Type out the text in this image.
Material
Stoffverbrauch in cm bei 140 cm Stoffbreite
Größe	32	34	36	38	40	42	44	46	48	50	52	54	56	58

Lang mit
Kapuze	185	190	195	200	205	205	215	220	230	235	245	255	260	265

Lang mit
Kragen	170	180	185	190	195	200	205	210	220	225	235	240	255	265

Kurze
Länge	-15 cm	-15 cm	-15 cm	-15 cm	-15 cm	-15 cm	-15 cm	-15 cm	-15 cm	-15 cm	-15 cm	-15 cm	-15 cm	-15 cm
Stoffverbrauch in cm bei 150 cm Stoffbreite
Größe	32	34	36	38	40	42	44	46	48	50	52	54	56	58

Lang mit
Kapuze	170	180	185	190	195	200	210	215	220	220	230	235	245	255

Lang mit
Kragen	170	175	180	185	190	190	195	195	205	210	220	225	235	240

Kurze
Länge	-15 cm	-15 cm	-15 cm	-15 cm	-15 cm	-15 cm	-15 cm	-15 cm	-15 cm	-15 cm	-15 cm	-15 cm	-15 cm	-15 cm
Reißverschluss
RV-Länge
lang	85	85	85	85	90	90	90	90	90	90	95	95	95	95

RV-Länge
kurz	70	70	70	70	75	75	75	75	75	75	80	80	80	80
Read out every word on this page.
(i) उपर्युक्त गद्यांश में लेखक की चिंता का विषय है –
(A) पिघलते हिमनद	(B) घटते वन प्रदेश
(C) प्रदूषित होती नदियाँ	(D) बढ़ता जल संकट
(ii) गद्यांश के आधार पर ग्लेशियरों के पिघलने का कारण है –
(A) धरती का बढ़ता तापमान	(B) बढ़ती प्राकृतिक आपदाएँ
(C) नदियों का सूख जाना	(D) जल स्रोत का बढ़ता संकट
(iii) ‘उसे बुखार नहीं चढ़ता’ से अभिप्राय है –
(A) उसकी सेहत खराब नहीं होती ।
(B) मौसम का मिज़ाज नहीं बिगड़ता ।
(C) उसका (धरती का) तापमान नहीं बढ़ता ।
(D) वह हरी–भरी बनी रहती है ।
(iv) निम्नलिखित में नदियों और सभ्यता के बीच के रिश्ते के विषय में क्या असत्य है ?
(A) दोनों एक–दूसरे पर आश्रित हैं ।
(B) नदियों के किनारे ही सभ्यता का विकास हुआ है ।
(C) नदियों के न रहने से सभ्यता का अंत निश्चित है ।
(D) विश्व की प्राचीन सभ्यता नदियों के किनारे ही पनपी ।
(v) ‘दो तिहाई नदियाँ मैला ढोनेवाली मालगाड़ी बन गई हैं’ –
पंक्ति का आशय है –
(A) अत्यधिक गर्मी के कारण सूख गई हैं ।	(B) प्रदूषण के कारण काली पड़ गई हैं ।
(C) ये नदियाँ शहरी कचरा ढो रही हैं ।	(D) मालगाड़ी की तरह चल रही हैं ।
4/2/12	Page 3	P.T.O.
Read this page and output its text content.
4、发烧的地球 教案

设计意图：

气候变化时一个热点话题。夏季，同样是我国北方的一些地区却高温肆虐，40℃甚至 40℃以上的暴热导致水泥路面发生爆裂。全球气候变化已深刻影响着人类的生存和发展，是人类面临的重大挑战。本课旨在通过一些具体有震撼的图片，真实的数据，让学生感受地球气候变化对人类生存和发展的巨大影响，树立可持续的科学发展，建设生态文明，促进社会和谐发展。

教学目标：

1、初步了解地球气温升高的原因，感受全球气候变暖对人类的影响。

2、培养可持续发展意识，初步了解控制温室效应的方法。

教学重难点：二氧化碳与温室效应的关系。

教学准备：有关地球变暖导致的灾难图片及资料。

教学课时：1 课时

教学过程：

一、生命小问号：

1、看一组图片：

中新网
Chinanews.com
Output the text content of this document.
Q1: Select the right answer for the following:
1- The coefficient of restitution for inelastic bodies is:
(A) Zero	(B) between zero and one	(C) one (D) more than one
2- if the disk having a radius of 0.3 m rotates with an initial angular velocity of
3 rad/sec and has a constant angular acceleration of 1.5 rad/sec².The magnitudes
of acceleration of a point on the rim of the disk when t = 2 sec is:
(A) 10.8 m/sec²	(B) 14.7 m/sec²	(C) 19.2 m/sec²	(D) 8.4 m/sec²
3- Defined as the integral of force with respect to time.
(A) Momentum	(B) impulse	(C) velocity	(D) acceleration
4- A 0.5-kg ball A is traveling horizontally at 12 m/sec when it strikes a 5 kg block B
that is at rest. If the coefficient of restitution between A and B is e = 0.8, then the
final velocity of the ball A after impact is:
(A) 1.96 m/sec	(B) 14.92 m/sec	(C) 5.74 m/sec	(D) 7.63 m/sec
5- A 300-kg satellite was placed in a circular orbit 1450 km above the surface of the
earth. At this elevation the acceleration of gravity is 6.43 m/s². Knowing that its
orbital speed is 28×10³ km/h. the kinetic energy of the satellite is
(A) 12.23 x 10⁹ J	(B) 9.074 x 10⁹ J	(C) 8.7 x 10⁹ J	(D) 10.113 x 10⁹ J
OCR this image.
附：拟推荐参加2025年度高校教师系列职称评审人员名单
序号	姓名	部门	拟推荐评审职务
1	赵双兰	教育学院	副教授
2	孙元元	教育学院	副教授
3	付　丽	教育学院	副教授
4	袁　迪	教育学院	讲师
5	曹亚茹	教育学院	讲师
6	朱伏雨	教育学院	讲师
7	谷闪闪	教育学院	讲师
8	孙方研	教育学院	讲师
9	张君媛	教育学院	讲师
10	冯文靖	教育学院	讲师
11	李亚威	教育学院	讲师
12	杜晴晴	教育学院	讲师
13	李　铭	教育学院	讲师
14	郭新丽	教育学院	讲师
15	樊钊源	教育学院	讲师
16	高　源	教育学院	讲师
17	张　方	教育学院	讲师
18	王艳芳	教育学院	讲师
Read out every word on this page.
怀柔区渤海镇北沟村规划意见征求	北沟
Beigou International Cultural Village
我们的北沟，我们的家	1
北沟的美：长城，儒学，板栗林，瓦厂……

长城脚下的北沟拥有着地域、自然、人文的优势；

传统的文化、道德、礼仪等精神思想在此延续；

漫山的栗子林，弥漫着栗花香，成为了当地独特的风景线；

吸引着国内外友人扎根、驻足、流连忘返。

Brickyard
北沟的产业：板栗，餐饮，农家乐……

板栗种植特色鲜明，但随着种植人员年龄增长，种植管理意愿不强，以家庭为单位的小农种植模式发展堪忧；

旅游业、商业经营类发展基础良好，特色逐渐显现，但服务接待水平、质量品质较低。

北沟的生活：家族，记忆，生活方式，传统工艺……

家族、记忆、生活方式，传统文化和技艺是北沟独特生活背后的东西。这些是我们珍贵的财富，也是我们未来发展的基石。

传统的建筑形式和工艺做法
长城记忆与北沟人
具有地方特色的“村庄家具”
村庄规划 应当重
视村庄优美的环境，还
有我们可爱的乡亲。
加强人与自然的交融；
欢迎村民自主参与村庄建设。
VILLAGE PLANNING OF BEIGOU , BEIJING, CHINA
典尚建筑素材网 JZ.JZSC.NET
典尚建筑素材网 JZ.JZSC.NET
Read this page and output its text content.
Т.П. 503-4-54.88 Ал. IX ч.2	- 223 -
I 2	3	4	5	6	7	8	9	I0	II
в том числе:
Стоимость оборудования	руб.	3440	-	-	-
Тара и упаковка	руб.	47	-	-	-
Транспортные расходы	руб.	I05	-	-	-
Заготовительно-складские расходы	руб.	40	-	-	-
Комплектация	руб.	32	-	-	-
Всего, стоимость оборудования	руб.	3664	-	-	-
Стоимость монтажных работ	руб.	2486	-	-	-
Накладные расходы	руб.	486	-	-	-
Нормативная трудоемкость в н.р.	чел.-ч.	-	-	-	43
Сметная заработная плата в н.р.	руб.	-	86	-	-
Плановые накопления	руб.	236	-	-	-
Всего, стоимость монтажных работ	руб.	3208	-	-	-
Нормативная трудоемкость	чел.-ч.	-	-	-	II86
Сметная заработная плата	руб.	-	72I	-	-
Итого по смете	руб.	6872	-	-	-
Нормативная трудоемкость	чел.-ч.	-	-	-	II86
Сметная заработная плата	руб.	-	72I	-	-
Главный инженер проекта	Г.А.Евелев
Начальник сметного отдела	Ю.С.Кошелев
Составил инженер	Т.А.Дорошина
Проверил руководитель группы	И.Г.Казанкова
· · · · ·
[Task requirements] From the entries, copy out each line containing the word "Stoffbreite".

[The reply]
Stoffverbrauch in cm bei 140 cm Stoffbreite
Stoffverbrauch in cm bei 150 cm Stoffbreite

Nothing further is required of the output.